Given task A –
Using the bug thread, answer:
(i) Under which entries does the memory reporter list the memory when D2D is forced on?
(ii) Which function does XRestop use?
(iii) On which platforms does the rolled up patch appear to work?

Source document –
+ + +

Comment 24 Justin Lebar (not reading bugmail) 2011-07-12 10:34:22 PDT
And with D2D forced on, the memory reporter works properly?  That's kind of surprising.

It reports the memory under images/content/used/uncompressed and gfx-surface-image.
Comment 25 Joe Drew (not getting mail) 2011-07-12 12:31:43 PDT
Comment on attachment 545273 [details] [diff] [review]
Part 1, v1

I'm a little surprised that gfxXlibSurface doesn't know how to ask X about this properly.
Comment 26 Justin Lebar (not reading bugmail) 2011-07-12 12:55:25 PDT
(In reply to comment #25)
> I'm a little surprised that gfxXlibSurface doesn't know how to ask X about
> this properly.

Indeed.  It looks like we're reporting more memory usage than xrestop blames us for, so probably the Right Thing is to ask X how much memory we're actually using.  I'll try and see how hard that is to do, although I'm not really bothered if we over-report.
Comment 27 Justin Lebar (not reading bugmail) 2011-07-12 13:27:11 PDT
XRestop uses XResQueryClientPixmapBytes().  See 

http://www.manpagez.com/man/3/XResQueryClientPixmapBytes/

I have no idea if this is something we can use in our code, though.  I kind of think it's not worth worrying about.
Comment 28 Joe Drew (not getting mail) 2011-07-12 13:28:44 PDT
Yeah, it's no big deal.
Comment 29 Justin Lebar (not reading bugmail) 2011-07-12 13:39:54 PDT
Created attachment 545465 [details] [diff] [review]
Rolled up patch v3

I'm not so good about keeping my changes in logically-separate patches, so here's a rolled up patch which seems to work on Windows and Linux.  It's not the prettiest patch, but I'm not sure how to improve it...

This patch adds a whole bunch of memory reporters which will usually be 0, but there are already plenty of image reporters which are usually 0.  They get hidden in about:memory anyway.
Comment 30 Justin Lebar (not reading bugmail) 2011-07-12 13:41:25 PDT
Comment on attachment 545465 [details] [diff] [review]
Rolled up patch v3

This will need Joe's review too, but most of the changes are related to about:memory.  Would you like to look first, Nick?

+ + +

Provided data –

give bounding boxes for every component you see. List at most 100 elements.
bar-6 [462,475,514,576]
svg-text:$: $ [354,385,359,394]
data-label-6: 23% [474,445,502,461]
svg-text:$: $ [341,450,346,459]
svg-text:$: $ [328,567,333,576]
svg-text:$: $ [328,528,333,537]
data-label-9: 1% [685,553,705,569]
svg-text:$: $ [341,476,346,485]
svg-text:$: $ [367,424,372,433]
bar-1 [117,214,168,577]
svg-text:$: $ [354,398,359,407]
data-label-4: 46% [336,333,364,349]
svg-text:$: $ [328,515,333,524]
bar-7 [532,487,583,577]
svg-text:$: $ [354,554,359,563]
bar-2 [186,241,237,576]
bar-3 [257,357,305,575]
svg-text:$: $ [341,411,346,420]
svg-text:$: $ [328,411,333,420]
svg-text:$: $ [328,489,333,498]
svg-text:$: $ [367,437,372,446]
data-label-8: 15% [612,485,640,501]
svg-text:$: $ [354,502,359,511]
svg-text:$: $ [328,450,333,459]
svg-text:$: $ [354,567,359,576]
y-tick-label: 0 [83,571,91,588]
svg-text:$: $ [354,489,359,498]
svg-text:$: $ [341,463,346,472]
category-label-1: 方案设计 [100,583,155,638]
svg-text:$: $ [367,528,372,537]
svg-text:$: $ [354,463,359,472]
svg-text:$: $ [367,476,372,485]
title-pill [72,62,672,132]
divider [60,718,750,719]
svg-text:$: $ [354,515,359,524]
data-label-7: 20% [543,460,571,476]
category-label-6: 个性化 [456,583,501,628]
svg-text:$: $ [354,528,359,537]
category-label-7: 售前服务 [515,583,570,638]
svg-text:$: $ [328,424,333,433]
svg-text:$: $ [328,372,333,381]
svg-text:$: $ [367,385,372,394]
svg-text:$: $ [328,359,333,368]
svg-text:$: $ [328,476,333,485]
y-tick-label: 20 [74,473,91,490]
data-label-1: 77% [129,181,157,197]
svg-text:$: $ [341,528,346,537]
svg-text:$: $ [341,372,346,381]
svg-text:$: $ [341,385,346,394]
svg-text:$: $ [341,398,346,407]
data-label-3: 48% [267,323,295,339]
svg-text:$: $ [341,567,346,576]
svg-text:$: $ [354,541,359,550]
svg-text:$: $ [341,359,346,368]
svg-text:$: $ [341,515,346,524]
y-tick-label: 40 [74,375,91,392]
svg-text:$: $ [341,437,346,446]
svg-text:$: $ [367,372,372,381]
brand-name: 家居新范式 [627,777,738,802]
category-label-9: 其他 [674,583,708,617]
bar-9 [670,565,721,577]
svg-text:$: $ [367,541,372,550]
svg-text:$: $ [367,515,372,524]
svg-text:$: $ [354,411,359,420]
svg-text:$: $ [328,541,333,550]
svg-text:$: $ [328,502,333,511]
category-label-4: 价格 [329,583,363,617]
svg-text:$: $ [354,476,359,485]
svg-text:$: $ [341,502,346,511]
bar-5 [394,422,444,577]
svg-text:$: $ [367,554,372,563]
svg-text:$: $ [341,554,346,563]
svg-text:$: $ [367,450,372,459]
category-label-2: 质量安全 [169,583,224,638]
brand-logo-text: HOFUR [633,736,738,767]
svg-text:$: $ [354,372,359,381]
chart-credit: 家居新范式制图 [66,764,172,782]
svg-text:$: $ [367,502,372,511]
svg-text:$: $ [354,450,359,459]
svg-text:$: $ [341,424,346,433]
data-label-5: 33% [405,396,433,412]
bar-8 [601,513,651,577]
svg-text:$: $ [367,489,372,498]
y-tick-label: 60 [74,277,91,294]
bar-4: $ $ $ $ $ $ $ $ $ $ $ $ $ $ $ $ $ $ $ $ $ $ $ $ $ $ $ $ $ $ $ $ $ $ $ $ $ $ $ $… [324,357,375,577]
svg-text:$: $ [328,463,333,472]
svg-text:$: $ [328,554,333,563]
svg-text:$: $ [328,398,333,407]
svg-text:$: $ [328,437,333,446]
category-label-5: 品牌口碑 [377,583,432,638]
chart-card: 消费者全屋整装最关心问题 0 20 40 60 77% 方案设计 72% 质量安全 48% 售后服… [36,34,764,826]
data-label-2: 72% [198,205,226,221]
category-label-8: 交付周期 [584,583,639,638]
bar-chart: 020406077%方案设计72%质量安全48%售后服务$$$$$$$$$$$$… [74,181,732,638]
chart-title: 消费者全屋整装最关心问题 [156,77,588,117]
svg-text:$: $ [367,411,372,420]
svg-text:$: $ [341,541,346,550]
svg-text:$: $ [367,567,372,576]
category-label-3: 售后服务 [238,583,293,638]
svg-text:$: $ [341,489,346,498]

+ + +

Given task B – Convert the rows, from the first row up to and including the row with "svg-text:$: $ [328,528,333,537]", into a Markdown table with columns No. and Entry. Give each its own number and omit blank lines.

Result A –
(i) images/content/used/uncompressed and gfx-surface-image
(ii) XResQueryClientPixmapBytes()
(iii) Windows and Linux

Result B –
| No. | Entry |
|---|---|
| 1 | give bounding boxes for every component you see. List at most 100 elements. |
| 2 | bar-6 [462,475,514,576] |
| 3 | svg-text:$: $ [354,385,359,394] |
| 4 | data-label-6: 23% [474,445,502,461] |
| 5 | svg-text:$: $ [341,450,346,459] |
| 6 | svg-text:$: $ [328,567,333,576] |
| 7 | svg-text:$: $ [328,528,333,537] |